Data listing »
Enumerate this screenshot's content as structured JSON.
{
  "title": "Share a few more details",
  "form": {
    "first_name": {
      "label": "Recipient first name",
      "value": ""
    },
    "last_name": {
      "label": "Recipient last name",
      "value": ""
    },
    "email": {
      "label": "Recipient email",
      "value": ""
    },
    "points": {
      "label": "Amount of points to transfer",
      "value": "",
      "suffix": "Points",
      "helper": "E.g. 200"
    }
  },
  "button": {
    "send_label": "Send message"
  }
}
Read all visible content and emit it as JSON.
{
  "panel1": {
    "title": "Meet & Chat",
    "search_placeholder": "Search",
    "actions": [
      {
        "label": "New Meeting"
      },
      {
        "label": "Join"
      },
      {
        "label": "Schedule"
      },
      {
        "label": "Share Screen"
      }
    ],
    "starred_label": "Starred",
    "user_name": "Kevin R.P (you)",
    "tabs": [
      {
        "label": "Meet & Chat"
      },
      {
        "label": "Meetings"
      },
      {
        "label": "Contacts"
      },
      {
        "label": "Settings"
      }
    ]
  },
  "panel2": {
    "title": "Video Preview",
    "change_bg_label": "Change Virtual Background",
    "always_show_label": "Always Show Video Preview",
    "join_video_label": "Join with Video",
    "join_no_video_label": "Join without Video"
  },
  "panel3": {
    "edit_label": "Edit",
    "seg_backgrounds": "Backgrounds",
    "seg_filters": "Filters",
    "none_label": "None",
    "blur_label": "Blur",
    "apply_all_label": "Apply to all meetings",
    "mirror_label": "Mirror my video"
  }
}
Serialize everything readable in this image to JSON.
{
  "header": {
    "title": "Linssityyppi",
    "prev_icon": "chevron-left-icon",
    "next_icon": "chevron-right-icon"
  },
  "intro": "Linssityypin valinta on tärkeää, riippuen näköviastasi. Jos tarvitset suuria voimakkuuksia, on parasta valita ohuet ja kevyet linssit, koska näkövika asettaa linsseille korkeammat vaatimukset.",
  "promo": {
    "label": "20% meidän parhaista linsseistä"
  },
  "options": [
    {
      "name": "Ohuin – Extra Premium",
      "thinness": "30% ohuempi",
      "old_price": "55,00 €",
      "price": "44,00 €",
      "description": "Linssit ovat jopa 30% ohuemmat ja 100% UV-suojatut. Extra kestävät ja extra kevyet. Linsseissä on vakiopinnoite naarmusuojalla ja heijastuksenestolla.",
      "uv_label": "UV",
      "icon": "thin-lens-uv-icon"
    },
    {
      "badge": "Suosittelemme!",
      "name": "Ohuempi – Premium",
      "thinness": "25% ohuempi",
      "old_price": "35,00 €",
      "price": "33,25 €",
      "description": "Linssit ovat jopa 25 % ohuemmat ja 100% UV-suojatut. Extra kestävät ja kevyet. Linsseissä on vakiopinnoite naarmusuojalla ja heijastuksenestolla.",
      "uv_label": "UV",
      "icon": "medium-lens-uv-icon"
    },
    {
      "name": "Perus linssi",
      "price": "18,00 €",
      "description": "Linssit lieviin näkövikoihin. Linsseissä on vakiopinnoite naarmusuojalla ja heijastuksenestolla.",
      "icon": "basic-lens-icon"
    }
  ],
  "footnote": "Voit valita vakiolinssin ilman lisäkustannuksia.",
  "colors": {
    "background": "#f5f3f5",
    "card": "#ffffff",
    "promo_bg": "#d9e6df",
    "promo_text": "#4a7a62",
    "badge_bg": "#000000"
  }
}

Set exercise »
Set down the listing in full, keeping every word exactly as it is.

Written answer »
Enumerate this screenshot's content as structured JSON.
{
  "title": "Share a few more details",
  "form": {
    "first_name": {
      "label": "Recipient first name",
      "value": ""
    },
    "last_name": {
      "label": "Recipient last name",
      "value": ""
    },
    "email": {
      "label": "Recipient email",
      "value": ""
    },
    "points": {
      "label": "Amount of points to transfer",
      "value": "",
      "suffix": "Points",
      "helper": "E.g. 200"
    }
  },
  "button": {
    "send_label": "Send message"
  }
}
Read all visible content and emit it as JSON.
{
  "panel1": {
    "title": "Meet & Chat",
    "search_placeholder": "Search",
    "actions": [
      {
        "label": "New Meeting"
      },
      {
        "label": "Join"
      },
      {
        "label": "Schedule"
      },
      {
        "label": "Share Screen"
      }
    ],
    "starred_label": "Starred",
    "user_name": "Kevin R.P (you)",
    "tabs": [
      {
        "label": "Meet & Chat"
      },
      {
        "label": "Meetings"
      },
      {
        "label": "Contacts"
      },
      {
        "label": "Settings"
      }
    ]
  },
  "panel2": {
    "title": "Video Preview",
    "change_bg_label": "Change Virtual Background",
    "always_show_label": "Always Show Video Preview",
    "join_video_label": "Join with Video",
    "join_no_video_label": "Join without Video"
  },
  "panel3": {
    "edit_label": "Edit",
    "seg_backgrounds": "Backgrounds",
    "seg_filters": "Filters",
    "none_label": "None",
    "blur_label": "Blur",
    "apply_all_label": "Apply to all meetings",
    "mirror_label": "Mirror my video"
  }
}
Serialize everything readable in this image to JSON.
{
  "header": {
    "title": "Linssityyppi",
    "prev_icon": "chevron-left-icon",
    "next_icon": "chevron-right-icon"
  },
  "intro": "Linssityypin valinta on tärkeää, riippuen näköviastasi. Jos tarvitset suuria voimakkuuksia, on parasta valita ohuet ja kevyet linssit, koska näkövika asettaa linsseille korkeammat vaatimukset.",
  "promo": {
    "label": "20% meidän parhaista linsseistä"
  },
  "options": [
    {
      "name": "Ohuin – Extra Premium",
      "thinness": "30% ohuempi",
      "old_price": "55,00 €",
      "price": "44,00 €",
      "description": "Linssit ovat jopa 30% ohuemmat ja 100% UV-suojatut. Extra kestävät ja extra kevyet. Linsseissä on vakiopinnoite naarmusuojalla ja heijastuksenestolla.",
      "uv_label": "UV",
      "icon": "thin-lens-uv-icon"
    },
    {
      "badge": "Suosittelemme!",
      "name": "Ohuempi – Premium",
      "thinness": "25% ohuempi",
      "old_price": "35,00 €",
      "price": "33,25 €",
      "description": "Linssit ovat jopa 25 % ohuemmat ja 100% UV-suojatut. Extra kestävät ja kevyet. Linsseissä on vakiopinnoite naarmusuojalla ja heijastuksenestolla.",
      "uv_label": "UV",
      "icon": "medium-lens-uv-icon"
    },
    {
      "name": "Perus linssi",
      "price": "18,00 €",
      "description": "Linssit lieviin näkövikoihin. Linsseissä on vakiopinnoite naarmusuojalla ja heijastuksenestolla.",
      "icon": "basic-lens-icon"
    }
  ],
  "footnote": "Voit valita vakiolinssin ilman lisäkustannuksia.",
  "colors": {
    "background": "#f5f3f5",
    "card": "#ffffff",
    "promo_bg": "#d9e6df",
    "promo_text": "#4a7a62",
    "badge_bg": "#000000"
  }
}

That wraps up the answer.